MATERIAL FOR THE TASK:
[Start]
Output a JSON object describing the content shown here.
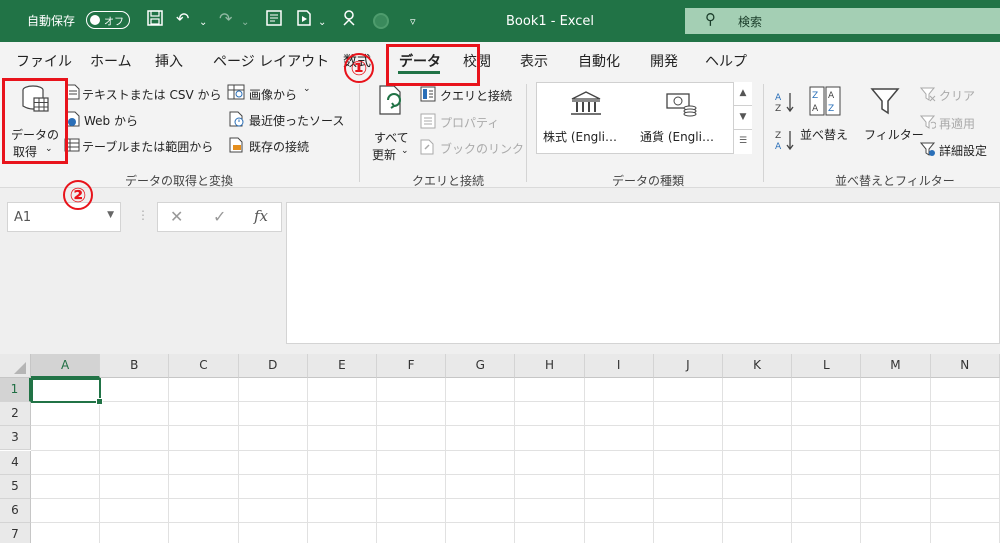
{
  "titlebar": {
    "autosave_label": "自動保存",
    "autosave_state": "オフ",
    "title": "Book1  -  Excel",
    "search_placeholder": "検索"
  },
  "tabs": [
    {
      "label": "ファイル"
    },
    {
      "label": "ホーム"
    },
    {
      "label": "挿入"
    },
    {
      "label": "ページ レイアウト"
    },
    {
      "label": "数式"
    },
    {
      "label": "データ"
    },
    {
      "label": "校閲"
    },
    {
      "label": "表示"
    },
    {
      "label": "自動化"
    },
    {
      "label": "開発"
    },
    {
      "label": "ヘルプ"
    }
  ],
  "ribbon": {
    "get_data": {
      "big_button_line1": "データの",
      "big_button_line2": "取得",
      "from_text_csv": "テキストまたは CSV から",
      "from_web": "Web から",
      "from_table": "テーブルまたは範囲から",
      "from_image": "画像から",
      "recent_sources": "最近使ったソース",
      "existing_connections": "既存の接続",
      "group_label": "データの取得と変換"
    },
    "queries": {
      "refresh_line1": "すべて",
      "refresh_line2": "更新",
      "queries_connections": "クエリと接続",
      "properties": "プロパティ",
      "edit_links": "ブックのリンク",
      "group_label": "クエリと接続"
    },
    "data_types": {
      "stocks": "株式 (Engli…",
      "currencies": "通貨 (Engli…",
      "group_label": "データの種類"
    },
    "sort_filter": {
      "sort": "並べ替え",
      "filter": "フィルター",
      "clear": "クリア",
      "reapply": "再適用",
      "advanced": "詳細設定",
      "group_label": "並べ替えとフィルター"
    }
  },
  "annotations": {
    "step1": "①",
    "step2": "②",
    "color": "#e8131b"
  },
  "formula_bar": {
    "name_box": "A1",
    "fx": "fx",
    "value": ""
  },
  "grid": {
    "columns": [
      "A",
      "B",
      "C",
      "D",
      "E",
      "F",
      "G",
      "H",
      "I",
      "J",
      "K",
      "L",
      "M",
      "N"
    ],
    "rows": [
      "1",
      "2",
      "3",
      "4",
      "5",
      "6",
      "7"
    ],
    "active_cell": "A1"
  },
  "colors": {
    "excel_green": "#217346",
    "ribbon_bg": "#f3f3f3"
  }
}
[End]
[Start]
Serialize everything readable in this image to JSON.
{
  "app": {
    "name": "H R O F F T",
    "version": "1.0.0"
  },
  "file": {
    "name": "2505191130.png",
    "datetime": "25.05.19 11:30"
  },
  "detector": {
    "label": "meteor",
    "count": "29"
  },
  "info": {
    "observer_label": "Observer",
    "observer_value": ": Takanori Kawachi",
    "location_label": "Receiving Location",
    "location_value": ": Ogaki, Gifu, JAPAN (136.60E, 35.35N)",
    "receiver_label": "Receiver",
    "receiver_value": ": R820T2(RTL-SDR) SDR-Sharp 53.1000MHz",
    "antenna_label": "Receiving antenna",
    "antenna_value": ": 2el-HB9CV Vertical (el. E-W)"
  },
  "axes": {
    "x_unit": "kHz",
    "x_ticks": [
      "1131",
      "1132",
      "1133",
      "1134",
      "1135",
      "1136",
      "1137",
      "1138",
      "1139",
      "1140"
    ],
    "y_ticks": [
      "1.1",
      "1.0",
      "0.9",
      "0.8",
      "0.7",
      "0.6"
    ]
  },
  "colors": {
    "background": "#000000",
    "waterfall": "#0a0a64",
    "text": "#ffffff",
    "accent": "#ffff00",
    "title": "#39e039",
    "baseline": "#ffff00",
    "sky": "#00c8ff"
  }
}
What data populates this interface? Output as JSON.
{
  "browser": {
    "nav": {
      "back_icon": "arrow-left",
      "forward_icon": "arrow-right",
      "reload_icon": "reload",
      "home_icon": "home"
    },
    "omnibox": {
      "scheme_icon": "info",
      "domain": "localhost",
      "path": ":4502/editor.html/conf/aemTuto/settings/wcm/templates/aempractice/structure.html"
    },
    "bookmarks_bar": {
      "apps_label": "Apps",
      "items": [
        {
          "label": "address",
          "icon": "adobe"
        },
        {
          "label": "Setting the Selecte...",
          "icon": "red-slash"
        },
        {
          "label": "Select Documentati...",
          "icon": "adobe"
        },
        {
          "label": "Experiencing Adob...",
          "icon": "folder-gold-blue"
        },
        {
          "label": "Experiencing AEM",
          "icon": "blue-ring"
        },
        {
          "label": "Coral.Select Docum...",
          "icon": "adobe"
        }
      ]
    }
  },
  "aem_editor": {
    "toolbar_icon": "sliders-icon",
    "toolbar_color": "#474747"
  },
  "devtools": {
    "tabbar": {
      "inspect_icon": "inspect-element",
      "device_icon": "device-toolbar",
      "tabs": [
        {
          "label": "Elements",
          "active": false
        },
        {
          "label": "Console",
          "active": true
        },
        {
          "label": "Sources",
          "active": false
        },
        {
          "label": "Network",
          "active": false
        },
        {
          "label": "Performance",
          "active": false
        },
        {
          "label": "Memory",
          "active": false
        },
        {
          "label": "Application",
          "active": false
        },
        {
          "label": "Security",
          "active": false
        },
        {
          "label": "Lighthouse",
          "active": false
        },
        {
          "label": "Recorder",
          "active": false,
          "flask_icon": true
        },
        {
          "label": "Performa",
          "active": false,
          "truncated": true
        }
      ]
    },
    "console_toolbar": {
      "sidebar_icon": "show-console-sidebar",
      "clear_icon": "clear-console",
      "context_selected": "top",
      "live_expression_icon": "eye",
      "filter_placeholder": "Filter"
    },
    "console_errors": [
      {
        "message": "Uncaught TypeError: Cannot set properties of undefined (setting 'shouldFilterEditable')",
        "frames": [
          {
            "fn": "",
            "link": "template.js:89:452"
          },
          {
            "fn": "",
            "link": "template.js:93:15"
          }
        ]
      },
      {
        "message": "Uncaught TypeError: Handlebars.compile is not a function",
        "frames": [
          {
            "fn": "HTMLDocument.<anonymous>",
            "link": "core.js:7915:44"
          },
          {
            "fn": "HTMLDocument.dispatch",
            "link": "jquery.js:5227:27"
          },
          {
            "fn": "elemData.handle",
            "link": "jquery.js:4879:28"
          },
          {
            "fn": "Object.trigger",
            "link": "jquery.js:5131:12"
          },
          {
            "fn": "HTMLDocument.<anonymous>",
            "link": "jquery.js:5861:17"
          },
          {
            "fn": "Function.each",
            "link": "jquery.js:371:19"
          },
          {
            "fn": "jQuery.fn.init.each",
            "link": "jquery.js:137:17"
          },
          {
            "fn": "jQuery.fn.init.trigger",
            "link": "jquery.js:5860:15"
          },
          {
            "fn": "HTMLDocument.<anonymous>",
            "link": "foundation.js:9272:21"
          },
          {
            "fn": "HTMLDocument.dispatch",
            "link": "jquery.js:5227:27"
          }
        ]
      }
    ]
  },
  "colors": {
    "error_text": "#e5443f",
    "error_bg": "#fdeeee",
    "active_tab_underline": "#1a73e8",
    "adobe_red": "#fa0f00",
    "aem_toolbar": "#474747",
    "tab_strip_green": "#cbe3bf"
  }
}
[End]
Report how many lines in the records above contain the word "init", giving only the number.

FINISHED ANSWER: 2